* PROMPT:
Locate the string "know" throughout the material and copy every line in which it occurs.

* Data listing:
[start]
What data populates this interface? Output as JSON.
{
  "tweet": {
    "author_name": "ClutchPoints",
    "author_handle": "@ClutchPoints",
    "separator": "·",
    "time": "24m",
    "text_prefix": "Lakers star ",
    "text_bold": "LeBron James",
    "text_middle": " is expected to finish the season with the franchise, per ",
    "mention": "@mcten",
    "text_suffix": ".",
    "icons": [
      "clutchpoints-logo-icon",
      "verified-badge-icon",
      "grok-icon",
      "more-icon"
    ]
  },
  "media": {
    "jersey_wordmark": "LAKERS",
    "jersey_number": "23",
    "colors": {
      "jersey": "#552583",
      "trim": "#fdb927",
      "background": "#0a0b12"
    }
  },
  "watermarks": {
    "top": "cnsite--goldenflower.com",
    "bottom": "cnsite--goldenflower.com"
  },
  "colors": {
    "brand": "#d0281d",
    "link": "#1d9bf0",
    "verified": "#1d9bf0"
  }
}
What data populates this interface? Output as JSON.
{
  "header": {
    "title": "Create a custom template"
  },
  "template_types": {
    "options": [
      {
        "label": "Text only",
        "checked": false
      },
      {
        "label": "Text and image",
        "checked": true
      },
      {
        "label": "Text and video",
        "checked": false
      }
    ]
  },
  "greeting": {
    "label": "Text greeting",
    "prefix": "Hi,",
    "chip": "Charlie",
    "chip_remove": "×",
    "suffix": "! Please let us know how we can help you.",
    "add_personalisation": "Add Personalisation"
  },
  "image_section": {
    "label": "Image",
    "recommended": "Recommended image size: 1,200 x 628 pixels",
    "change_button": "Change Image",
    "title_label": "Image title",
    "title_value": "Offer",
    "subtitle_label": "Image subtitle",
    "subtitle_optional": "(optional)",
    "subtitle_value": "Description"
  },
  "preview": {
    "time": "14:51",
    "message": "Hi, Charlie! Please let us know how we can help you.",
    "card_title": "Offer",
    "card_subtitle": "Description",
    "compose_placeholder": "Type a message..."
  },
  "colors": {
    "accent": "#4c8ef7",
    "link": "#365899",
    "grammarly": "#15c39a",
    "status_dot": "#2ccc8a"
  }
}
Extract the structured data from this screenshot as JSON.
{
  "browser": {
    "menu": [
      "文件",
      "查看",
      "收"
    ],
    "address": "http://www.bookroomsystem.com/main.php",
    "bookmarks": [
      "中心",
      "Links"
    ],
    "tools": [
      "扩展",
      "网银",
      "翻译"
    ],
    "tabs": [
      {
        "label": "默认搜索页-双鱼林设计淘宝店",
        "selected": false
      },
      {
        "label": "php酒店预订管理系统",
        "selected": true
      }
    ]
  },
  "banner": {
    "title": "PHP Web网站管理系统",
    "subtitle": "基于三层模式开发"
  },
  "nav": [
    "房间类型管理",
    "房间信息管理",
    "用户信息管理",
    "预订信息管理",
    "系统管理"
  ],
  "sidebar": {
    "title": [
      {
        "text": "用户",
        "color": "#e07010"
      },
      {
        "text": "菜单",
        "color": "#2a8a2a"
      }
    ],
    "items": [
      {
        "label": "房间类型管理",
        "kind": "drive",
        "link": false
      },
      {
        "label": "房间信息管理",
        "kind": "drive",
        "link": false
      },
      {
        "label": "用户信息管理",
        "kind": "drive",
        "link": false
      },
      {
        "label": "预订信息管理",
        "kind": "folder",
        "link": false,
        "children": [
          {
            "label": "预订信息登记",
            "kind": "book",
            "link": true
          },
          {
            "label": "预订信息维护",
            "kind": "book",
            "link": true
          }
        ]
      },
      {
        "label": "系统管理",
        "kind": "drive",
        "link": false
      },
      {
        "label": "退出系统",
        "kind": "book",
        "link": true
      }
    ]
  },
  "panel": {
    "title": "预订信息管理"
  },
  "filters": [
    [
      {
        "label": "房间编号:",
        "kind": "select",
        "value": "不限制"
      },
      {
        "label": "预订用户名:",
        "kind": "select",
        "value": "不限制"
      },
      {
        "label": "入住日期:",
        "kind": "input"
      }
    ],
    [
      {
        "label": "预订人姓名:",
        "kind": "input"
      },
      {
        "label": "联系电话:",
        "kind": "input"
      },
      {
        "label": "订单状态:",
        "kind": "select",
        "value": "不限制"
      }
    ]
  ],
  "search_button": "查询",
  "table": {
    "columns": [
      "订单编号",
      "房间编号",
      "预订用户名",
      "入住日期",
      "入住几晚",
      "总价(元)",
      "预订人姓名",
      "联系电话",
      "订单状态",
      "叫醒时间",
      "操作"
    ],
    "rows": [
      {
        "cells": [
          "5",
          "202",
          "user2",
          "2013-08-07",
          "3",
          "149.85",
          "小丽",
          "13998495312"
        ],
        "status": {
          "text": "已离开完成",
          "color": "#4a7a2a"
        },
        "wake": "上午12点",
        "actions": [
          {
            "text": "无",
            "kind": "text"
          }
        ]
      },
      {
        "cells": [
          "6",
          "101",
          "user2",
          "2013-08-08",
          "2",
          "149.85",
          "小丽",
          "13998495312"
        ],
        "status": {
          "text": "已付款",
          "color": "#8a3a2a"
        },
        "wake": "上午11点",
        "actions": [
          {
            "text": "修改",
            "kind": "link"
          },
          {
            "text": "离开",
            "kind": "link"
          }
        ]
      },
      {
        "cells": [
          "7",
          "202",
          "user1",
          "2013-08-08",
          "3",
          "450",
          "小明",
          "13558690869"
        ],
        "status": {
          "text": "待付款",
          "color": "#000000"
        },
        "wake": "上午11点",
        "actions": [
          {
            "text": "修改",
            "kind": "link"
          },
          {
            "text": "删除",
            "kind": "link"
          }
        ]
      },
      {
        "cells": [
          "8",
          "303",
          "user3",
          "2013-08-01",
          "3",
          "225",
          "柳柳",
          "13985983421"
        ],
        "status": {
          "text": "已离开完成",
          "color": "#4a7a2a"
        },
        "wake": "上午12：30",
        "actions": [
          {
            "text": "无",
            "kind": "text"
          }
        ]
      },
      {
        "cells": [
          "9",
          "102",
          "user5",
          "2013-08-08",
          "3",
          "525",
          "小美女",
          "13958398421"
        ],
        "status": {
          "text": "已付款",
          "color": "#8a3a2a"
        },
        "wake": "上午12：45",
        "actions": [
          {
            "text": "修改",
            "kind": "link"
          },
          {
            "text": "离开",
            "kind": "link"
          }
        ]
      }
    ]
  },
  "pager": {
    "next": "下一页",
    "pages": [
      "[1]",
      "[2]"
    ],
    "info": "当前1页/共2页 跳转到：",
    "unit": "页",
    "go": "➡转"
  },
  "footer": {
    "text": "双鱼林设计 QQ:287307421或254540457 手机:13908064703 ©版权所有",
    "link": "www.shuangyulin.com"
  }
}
[end]
* CORRECT ANSWER:
    "suffix": "! Please let us know how we can help you.",
    "message": "Hi, Charlie! Please let us know how we can help you.",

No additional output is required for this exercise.